SUPPLIED RECORDS —
_ _ _ _ _ _ _

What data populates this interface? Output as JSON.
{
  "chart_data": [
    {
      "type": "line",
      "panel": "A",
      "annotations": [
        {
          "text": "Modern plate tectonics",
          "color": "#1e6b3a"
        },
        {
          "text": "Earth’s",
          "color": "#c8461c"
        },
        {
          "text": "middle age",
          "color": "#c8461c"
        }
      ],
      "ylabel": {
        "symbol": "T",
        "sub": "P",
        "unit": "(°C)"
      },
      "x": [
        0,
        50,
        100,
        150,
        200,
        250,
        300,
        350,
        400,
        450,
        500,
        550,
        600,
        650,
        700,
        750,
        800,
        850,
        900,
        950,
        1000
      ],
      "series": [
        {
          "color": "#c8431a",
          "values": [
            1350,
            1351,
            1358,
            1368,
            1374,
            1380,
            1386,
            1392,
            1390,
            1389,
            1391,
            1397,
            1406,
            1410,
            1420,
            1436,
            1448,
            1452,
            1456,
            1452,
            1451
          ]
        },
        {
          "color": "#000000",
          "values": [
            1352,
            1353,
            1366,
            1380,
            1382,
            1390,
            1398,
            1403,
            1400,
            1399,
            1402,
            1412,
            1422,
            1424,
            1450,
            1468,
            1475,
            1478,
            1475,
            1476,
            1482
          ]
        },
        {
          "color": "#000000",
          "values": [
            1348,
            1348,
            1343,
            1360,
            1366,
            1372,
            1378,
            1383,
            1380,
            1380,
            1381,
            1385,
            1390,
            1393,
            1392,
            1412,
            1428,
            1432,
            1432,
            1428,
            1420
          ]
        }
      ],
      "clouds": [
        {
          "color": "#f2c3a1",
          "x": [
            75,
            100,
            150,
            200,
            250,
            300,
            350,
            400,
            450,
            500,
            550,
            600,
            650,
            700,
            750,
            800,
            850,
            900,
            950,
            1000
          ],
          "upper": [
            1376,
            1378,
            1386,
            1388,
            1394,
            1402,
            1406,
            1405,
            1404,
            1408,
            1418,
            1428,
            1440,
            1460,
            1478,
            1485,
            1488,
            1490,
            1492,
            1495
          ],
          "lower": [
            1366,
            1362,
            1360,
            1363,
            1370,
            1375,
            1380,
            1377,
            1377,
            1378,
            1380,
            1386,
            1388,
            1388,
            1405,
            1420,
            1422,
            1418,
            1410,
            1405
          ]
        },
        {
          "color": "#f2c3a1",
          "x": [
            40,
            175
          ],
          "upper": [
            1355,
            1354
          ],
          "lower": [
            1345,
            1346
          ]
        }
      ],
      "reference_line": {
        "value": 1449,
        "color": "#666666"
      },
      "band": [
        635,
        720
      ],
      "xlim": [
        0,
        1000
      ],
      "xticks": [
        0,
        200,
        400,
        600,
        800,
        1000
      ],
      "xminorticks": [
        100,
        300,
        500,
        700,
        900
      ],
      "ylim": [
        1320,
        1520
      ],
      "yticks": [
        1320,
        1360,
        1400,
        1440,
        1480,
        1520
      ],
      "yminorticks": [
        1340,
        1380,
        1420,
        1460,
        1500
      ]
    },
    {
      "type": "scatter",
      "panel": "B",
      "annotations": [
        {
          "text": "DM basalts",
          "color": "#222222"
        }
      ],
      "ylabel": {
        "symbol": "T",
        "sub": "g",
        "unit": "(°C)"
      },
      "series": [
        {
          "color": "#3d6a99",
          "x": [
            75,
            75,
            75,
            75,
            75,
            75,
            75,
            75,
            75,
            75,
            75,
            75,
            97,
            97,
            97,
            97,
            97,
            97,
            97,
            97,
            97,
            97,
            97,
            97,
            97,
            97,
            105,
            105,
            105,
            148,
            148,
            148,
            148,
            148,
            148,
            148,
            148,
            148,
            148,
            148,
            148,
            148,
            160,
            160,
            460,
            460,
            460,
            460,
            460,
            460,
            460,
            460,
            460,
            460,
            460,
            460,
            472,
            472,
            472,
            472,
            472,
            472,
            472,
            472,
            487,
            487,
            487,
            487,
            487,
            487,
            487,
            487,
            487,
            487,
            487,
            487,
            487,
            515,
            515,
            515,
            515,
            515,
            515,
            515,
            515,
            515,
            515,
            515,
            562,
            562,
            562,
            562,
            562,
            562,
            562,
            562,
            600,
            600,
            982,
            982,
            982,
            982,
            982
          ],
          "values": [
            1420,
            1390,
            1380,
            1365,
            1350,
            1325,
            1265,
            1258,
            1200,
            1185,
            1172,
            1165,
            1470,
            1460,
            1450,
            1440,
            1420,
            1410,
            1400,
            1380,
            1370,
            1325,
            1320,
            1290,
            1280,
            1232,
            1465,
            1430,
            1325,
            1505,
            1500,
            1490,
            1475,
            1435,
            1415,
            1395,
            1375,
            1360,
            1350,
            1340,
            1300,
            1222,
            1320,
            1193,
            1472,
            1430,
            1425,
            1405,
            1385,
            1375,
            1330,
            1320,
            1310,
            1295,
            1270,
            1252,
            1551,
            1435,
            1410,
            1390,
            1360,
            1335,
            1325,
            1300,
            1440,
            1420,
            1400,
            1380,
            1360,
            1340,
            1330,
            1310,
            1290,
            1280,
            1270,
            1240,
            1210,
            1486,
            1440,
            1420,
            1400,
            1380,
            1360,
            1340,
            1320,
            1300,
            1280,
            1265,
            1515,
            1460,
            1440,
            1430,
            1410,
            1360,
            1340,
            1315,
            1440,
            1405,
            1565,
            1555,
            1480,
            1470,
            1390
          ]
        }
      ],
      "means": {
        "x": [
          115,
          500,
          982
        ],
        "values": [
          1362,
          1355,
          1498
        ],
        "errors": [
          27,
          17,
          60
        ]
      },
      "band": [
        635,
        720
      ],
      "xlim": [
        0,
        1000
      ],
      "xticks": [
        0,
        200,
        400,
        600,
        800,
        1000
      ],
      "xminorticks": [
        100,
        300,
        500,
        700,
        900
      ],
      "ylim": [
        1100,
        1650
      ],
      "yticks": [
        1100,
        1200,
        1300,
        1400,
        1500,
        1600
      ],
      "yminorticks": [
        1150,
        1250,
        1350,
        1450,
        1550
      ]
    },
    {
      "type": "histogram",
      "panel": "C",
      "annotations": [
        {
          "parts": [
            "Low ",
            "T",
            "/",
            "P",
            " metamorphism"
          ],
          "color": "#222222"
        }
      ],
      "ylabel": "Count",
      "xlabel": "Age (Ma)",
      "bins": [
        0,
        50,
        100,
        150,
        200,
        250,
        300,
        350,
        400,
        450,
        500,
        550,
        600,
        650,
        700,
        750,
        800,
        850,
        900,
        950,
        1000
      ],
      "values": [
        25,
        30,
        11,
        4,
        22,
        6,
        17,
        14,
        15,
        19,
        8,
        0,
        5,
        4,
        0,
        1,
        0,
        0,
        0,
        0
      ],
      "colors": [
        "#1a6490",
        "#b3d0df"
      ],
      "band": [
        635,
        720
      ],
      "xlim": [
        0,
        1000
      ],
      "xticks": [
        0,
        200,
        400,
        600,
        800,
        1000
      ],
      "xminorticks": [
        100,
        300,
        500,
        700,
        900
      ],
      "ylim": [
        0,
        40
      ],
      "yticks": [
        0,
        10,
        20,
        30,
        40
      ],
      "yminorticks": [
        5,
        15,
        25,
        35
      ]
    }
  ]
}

_ _ _ _ _ _ _

SHORT PROBLEM —
Of all the lines above, how many contain the word "text"? Answer with only the number.

WRITTEN SOLUTION —
4